Source data:
◆ ◆ ◆ ◆ ◆
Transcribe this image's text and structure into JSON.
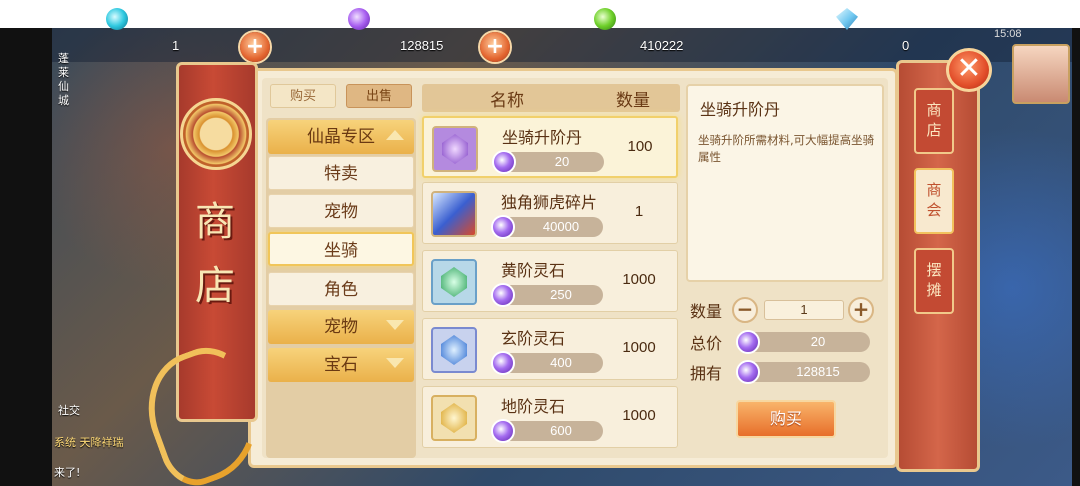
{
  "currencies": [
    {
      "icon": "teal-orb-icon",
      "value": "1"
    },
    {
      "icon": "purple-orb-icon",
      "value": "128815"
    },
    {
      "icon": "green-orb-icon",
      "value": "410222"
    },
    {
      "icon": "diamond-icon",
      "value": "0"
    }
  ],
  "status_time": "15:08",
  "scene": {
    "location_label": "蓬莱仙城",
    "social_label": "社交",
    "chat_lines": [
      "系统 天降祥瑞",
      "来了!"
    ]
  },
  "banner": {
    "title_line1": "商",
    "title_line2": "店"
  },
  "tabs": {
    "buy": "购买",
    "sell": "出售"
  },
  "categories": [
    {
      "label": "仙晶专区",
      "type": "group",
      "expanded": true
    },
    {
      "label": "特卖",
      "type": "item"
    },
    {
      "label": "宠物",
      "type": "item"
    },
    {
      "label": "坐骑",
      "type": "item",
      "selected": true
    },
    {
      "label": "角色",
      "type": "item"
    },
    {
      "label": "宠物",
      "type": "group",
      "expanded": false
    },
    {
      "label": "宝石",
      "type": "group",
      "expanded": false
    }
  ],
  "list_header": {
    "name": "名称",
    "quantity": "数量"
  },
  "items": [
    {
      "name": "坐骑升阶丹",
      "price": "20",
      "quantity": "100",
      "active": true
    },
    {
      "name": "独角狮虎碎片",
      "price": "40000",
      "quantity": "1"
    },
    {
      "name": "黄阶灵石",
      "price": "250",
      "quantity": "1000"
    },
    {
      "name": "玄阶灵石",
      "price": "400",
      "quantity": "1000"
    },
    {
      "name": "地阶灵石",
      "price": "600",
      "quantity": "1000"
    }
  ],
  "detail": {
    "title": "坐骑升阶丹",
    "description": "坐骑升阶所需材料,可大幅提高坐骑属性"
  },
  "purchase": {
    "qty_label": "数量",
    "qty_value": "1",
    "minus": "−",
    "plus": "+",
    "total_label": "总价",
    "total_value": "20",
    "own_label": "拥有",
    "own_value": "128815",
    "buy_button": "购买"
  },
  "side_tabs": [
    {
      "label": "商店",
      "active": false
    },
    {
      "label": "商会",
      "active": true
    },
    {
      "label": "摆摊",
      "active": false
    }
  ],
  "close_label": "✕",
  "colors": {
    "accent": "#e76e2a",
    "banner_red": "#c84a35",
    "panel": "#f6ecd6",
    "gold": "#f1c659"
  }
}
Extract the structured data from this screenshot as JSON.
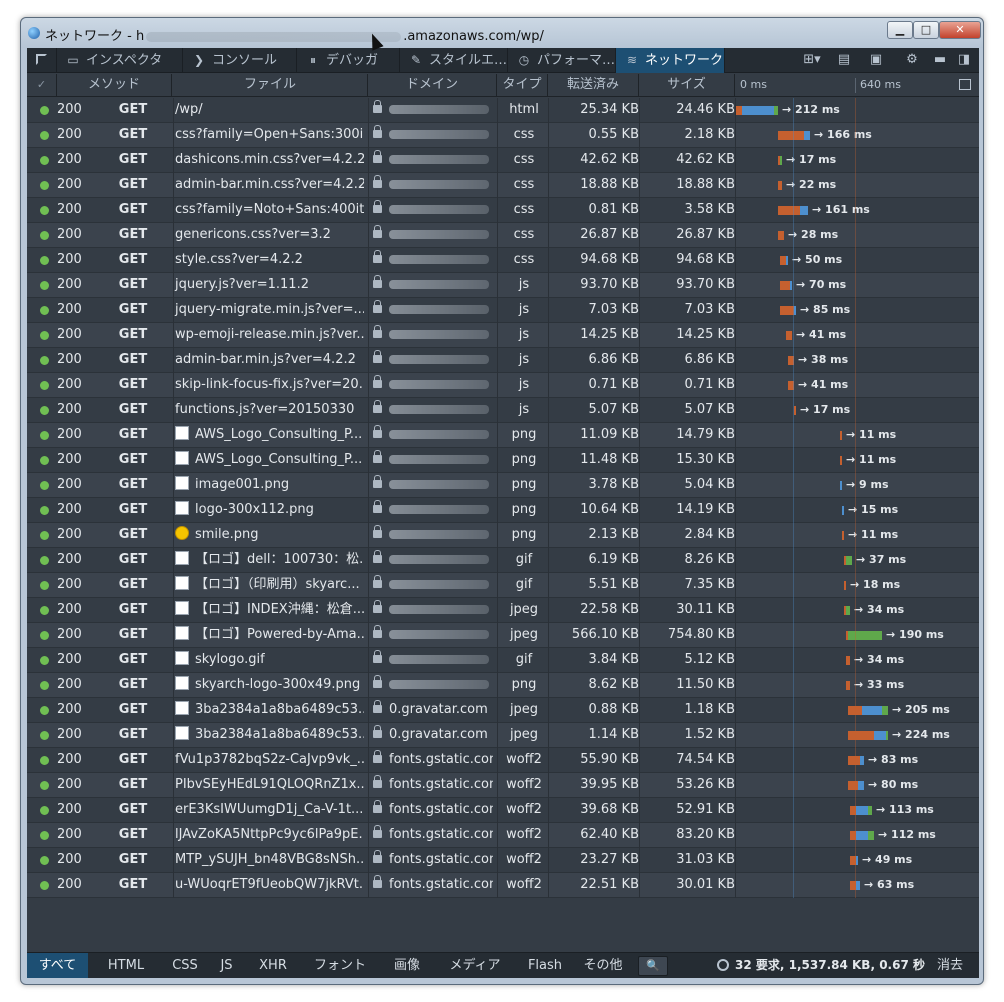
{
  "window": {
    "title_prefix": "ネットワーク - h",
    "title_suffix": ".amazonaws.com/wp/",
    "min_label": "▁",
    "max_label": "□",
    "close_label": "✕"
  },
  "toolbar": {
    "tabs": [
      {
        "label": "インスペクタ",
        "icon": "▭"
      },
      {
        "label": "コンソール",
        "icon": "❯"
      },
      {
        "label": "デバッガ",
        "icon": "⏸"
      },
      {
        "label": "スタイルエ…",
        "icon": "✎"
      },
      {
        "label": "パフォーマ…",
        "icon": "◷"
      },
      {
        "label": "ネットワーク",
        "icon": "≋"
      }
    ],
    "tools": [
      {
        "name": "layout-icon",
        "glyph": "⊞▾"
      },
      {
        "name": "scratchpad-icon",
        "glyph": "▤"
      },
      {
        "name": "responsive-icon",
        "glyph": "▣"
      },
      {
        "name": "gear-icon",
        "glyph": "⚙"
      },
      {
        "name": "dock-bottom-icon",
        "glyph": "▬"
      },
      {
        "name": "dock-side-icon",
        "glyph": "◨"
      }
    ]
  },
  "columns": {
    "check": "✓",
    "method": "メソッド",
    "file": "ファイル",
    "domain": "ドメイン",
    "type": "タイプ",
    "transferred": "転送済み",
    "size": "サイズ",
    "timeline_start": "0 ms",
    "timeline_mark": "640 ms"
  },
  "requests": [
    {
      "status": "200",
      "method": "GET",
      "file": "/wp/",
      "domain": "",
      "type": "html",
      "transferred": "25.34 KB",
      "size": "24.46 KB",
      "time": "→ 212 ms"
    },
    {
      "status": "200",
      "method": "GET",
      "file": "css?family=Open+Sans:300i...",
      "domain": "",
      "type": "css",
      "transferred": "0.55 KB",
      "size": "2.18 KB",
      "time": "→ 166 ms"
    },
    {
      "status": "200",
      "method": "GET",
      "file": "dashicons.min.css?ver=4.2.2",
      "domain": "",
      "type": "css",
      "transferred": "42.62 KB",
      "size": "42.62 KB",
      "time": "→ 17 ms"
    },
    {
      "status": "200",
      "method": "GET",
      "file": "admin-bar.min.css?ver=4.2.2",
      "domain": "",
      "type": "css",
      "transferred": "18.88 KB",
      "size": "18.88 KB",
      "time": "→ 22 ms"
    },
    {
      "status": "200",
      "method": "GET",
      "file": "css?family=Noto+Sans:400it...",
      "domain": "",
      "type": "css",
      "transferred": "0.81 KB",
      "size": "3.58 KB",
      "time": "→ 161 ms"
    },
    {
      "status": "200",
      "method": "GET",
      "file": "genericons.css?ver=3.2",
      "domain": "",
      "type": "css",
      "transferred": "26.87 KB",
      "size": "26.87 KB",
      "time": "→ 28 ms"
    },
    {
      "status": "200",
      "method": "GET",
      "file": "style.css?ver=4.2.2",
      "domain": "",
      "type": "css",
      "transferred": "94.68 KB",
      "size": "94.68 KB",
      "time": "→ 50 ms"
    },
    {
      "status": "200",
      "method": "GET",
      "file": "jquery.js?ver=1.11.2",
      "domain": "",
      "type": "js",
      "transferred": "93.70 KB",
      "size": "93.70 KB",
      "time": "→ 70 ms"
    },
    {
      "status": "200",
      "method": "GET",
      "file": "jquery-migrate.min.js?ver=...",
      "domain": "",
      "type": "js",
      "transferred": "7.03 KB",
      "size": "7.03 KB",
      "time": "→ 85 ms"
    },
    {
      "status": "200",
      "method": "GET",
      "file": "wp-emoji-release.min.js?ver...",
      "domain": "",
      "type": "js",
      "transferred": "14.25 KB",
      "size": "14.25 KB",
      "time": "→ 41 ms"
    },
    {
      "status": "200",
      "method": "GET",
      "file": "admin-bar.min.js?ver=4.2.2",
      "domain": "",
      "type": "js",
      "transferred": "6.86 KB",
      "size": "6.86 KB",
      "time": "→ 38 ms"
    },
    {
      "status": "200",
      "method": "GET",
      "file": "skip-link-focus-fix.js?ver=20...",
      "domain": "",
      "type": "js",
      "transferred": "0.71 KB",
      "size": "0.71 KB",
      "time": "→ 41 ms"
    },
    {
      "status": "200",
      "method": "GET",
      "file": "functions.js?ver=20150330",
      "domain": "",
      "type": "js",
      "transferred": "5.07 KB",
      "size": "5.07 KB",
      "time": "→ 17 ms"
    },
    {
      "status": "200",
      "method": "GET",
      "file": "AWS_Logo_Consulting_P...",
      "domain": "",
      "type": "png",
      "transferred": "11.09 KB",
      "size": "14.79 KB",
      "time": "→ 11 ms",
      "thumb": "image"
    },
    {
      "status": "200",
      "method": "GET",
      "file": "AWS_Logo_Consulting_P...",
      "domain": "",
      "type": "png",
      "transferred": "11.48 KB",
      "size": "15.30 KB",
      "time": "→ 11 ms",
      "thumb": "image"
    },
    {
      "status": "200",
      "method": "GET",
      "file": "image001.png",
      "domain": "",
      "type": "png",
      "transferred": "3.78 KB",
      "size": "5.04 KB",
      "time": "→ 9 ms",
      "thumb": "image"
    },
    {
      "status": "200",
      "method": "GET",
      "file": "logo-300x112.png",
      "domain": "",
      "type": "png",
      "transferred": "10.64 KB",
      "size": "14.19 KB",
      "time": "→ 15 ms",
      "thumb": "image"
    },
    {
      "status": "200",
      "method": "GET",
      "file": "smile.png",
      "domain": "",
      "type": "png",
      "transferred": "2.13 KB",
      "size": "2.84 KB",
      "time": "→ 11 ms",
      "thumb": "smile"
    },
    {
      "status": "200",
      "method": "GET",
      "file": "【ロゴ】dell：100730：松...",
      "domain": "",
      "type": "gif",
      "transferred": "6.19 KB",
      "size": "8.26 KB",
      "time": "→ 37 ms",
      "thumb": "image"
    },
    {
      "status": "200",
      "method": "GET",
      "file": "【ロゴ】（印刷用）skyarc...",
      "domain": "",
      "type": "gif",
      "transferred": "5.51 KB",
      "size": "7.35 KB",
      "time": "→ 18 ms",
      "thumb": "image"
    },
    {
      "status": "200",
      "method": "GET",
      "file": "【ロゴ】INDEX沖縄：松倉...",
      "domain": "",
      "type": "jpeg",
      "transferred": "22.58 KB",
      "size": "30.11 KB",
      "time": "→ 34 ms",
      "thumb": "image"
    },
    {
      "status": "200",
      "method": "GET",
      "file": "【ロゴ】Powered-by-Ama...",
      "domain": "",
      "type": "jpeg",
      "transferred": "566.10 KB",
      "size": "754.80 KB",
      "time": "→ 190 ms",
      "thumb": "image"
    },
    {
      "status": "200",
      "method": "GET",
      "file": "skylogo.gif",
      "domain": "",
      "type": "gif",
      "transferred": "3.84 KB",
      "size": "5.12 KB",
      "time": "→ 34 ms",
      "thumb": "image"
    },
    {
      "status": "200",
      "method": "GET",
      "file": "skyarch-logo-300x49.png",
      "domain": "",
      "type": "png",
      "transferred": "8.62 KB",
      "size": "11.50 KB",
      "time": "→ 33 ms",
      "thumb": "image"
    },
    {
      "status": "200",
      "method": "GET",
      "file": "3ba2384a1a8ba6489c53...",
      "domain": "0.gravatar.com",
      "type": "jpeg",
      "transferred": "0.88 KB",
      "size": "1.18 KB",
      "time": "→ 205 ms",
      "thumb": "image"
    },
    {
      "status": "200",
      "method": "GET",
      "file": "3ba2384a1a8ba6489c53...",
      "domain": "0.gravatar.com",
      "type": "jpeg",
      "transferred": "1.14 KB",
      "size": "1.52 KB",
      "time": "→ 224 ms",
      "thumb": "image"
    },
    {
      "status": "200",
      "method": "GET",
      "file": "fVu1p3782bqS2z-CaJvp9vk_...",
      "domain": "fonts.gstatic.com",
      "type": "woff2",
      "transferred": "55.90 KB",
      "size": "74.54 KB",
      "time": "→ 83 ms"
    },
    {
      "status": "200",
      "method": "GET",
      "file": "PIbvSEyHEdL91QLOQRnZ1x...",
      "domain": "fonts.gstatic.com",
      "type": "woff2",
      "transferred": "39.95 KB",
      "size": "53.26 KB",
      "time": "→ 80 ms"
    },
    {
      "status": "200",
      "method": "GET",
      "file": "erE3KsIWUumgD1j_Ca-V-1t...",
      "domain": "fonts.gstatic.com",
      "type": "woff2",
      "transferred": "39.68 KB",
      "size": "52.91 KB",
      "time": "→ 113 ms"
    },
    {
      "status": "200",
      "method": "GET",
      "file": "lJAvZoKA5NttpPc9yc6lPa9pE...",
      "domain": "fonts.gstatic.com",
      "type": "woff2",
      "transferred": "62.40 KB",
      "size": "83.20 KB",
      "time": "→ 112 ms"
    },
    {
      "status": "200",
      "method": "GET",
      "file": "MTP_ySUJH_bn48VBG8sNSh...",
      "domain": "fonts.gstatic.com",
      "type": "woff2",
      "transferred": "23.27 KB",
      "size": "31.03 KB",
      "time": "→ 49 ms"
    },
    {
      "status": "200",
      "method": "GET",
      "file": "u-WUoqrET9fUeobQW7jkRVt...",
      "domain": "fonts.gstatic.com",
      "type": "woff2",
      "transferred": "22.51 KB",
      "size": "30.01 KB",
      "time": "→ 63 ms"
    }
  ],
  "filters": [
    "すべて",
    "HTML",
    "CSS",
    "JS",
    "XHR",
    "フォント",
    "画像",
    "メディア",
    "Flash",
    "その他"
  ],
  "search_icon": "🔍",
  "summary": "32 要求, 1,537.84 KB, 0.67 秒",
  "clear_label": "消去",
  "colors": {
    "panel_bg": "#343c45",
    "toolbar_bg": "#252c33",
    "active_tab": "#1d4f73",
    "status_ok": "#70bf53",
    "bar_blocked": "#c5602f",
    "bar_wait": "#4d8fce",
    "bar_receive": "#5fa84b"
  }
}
◆ ◆ ◆ ◆ ◆
▸ **Instruction**: Choose all lines containing the string "price" and copy them out.

▸ **Solution**:
      "price": "20",
      "price": "40000",
      "price": "250",
      "price": "400",
      "price": "600",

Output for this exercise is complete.